__WHAT YOU ARE ASKED TO DO__
Among the lines below, count those with "образования". Give only the number.

__DATA ROWS__
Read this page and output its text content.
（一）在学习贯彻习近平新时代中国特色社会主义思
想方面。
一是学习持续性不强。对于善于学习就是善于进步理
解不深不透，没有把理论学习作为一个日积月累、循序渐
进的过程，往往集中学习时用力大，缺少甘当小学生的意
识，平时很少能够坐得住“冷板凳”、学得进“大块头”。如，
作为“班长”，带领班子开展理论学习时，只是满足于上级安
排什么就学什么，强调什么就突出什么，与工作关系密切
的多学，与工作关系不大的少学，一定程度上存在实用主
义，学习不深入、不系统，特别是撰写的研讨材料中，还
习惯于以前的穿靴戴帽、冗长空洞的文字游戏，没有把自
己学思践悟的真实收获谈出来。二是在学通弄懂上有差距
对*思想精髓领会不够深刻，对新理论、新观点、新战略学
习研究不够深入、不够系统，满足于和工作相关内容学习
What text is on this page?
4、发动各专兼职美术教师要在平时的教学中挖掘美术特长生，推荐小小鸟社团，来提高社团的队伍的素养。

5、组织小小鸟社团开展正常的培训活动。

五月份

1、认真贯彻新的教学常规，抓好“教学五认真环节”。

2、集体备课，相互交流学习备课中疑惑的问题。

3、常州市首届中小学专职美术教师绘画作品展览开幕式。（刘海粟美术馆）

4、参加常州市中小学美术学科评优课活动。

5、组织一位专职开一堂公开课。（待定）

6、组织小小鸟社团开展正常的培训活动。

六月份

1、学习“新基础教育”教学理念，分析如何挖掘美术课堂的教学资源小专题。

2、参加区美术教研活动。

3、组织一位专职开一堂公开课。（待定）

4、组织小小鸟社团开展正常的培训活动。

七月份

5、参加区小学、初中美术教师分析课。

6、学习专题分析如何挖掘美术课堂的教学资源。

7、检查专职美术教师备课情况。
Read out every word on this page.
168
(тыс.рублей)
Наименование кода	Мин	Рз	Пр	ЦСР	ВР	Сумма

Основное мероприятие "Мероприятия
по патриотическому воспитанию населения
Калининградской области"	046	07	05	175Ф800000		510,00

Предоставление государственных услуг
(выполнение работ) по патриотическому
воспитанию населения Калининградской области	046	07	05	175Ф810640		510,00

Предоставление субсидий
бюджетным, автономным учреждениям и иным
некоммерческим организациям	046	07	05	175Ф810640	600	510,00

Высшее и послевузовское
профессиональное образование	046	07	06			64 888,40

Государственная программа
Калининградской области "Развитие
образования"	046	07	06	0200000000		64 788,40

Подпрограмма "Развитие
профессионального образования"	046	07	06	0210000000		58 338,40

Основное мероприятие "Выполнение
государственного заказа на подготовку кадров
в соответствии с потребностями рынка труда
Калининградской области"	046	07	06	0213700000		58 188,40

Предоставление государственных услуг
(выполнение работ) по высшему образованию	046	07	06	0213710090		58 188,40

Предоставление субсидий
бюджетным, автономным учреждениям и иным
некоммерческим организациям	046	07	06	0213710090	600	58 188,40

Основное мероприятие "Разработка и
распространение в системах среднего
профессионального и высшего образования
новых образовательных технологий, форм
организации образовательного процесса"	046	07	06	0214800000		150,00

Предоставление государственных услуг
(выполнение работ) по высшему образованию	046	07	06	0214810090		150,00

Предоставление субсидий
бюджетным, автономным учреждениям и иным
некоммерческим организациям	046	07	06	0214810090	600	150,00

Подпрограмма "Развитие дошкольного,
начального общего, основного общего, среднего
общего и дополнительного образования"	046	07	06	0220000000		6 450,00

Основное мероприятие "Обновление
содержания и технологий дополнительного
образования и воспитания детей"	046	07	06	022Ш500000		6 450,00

__FINISHED EXERCISE__
5